■ Dataset extract:
= = = = =

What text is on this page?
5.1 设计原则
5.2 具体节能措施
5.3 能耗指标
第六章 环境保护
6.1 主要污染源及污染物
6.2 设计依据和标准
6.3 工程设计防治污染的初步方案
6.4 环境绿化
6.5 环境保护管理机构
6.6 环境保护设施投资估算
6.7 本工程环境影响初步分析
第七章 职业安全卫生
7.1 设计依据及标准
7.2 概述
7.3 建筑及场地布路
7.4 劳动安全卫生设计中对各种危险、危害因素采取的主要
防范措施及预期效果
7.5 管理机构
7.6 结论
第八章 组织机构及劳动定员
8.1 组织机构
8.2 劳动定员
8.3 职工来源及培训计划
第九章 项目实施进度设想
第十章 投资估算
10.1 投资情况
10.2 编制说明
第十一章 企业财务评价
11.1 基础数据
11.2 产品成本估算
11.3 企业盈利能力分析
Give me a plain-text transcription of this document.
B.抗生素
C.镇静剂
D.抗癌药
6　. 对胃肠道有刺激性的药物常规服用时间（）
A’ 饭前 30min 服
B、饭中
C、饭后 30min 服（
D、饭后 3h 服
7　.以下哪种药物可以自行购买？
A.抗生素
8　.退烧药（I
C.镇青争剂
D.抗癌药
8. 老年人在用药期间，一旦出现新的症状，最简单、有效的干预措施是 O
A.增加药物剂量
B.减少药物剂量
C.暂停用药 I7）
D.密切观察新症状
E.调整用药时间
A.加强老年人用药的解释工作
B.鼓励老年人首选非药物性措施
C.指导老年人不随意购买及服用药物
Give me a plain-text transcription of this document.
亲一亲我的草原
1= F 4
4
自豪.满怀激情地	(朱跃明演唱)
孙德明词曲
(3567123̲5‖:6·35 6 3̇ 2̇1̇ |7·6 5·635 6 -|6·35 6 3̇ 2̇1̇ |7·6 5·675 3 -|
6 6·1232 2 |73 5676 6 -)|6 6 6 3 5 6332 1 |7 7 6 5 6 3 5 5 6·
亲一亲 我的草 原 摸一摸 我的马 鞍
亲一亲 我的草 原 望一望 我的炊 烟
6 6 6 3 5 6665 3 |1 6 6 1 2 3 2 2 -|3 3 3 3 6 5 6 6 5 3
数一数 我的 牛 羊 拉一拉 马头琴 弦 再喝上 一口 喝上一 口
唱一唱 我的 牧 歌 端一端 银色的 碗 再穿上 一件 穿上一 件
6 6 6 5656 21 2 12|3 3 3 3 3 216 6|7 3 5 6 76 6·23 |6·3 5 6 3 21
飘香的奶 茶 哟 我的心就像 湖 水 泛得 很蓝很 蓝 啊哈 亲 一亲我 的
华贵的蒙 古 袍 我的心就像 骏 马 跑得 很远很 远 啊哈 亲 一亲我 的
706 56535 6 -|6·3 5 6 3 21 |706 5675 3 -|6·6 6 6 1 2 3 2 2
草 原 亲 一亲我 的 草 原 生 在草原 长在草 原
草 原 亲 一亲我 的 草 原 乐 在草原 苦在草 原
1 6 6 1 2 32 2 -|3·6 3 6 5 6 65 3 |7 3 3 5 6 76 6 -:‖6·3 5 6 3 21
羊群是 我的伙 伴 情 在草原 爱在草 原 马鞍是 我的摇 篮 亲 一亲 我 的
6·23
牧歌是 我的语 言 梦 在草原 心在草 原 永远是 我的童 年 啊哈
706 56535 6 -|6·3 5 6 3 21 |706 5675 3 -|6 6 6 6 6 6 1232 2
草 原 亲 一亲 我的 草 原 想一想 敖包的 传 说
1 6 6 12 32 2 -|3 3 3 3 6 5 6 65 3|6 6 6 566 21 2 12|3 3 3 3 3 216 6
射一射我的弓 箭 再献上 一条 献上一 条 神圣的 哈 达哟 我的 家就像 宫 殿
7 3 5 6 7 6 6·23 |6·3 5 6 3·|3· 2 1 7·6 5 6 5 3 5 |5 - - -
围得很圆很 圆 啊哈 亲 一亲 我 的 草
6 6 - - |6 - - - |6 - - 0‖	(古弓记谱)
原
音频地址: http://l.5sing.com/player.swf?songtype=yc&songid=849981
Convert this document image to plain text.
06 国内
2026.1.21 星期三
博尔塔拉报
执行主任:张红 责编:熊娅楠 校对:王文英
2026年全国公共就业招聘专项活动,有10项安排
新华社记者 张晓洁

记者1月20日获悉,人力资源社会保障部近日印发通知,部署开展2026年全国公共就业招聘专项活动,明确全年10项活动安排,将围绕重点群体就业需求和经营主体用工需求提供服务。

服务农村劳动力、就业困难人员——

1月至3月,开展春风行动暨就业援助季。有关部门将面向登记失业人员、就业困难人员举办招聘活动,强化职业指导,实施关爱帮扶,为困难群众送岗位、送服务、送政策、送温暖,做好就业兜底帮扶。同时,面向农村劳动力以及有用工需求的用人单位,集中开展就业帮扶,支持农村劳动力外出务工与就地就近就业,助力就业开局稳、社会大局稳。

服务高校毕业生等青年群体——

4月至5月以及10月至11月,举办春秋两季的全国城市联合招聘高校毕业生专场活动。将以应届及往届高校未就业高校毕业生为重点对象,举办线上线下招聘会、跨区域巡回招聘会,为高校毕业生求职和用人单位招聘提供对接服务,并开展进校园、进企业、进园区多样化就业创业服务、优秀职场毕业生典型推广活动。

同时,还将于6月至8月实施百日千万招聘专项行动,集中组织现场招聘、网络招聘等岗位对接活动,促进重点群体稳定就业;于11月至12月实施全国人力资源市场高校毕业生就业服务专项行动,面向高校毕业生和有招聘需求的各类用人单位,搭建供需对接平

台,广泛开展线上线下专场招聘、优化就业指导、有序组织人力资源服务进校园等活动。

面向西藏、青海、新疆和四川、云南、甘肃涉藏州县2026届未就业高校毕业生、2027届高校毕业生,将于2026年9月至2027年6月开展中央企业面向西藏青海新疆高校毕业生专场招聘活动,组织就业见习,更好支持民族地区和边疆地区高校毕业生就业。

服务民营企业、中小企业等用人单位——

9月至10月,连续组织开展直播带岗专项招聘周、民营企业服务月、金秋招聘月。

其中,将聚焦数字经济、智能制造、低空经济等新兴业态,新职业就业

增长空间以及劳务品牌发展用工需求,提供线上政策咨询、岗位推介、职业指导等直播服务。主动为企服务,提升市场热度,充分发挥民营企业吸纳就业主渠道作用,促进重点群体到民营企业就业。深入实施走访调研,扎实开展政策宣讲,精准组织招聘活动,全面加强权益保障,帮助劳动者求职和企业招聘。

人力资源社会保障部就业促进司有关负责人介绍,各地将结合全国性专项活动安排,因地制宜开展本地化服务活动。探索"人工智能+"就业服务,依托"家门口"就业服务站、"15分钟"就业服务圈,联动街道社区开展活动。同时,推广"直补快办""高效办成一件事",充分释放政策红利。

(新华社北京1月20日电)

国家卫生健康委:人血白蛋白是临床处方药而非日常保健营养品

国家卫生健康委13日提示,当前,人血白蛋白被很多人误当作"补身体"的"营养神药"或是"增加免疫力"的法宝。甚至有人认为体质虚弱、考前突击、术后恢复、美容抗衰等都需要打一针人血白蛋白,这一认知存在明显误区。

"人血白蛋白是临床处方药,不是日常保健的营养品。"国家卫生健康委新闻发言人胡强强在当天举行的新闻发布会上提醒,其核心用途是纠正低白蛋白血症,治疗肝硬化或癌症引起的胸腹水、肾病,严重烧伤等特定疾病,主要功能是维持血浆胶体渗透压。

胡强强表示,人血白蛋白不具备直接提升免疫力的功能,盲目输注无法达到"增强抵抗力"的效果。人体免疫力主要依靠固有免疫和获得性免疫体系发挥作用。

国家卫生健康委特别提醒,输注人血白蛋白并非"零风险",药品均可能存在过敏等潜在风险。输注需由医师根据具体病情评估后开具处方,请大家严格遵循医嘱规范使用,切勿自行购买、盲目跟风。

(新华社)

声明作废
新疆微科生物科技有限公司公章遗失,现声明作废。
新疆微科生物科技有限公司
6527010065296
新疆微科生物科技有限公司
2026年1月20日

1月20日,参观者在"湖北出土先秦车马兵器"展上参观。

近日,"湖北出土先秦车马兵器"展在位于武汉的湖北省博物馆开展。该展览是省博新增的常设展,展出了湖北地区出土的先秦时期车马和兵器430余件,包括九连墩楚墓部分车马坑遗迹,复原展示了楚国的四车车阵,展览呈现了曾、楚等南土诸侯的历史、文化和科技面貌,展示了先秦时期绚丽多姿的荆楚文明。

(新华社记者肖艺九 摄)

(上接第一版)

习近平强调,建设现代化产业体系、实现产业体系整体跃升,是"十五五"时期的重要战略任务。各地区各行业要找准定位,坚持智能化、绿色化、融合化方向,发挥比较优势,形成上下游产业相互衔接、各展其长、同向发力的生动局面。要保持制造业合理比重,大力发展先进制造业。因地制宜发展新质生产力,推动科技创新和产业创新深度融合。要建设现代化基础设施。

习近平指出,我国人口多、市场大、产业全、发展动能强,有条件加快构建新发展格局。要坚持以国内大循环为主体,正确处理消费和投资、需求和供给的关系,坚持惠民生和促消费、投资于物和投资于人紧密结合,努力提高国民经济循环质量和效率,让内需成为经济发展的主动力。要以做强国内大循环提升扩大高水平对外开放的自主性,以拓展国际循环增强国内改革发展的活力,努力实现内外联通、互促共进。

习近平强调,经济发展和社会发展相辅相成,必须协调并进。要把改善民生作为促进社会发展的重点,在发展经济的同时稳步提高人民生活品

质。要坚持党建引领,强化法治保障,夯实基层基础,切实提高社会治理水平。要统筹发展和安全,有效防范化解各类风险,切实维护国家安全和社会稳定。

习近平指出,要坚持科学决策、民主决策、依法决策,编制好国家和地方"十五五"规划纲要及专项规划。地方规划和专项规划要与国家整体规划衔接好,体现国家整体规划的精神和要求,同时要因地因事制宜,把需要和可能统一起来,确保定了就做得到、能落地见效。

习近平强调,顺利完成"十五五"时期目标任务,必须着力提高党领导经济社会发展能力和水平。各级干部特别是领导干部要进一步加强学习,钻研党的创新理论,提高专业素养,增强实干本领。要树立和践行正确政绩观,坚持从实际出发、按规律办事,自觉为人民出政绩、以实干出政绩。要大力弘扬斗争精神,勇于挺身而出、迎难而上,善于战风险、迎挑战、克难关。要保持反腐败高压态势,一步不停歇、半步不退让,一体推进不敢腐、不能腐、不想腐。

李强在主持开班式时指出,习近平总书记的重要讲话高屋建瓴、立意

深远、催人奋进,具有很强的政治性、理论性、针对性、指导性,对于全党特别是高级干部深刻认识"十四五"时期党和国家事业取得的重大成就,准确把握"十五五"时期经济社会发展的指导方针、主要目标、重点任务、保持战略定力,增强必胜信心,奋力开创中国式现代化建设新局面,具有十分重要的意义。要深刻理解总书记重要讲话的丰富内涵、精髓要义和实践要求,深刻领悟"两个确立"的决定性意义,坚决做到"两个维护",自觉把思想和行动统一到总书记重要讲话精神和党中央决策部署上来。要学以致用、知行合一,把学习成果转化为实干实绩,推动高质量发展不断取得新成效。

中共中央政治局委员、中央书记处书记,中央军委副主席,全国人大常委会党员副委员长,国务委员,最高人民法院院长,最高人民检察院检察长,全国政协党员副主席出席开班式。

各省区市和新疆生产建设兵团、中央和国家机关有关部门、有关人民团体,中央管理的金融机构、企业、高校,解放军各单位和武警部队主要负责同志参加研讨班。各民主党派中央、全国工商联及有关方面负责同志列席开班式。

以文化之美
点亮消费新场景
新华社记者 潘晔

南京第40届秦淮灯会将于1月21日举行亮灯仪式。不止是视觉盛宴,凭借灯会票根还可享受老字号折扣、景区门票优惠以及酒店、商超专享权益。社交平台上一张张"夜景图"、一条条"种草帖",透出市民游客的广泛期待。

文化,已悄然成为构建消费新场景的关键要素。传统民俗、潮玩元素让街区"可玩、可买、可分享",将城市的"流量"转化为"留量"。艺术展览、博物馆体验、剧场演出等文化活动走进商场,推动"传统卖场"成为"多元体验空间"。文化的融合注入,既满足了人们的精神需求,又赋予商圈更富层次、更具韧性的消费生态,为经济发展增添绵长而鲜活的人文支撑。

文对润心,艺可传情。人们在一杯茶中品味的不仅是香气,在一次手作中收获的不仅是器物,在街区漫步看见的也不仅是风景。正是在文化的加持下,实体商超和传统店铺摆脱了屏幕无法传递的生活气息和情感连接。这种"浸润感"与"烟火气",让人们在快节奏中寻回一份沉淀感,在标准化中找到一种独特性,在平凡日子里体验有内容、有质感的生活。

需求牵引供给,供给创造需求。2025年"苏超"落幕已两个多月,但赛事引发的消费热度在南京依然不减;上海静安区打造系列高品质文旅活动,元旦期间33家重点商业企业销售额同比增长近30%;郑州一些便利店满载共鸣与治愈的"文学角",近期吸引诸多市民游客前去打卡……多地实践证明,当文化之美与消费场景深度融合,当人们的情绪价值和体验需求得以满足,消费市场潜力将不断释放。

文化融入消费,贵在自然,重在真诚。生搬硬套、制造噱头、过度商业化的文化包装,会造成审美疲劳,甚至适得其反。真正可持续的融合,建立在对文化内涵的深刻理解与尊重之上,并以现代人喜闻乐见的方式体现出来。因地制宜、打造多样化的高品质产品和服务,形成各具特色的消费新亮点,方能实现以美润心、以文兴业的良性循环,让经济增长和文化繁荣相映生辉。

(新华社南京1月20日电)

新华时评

= = = = =

■ What you are asked to do: Using the listing, copy every line where the word "湖北出土先秦车马兵器" shows up.

■ Correct result:
1月20日,参观者在"湖北出土先秦车马兵器"展上参观。
近日,"湖北出土先秦车马兵器"展在位于武汉的湖北省博物馆开展。该展览是省博新增的常设展,展出了湖北地区出土的先秦时期车马和兵器430余件,包括九连墩楚墓部分车马坑遗迹,复原展示了楚国的四车车阵,展览呈现了曾、楚等南土诸侯的历史、文化和科技面貌,展示了先秦时期绚丽多姿的荆楚文明。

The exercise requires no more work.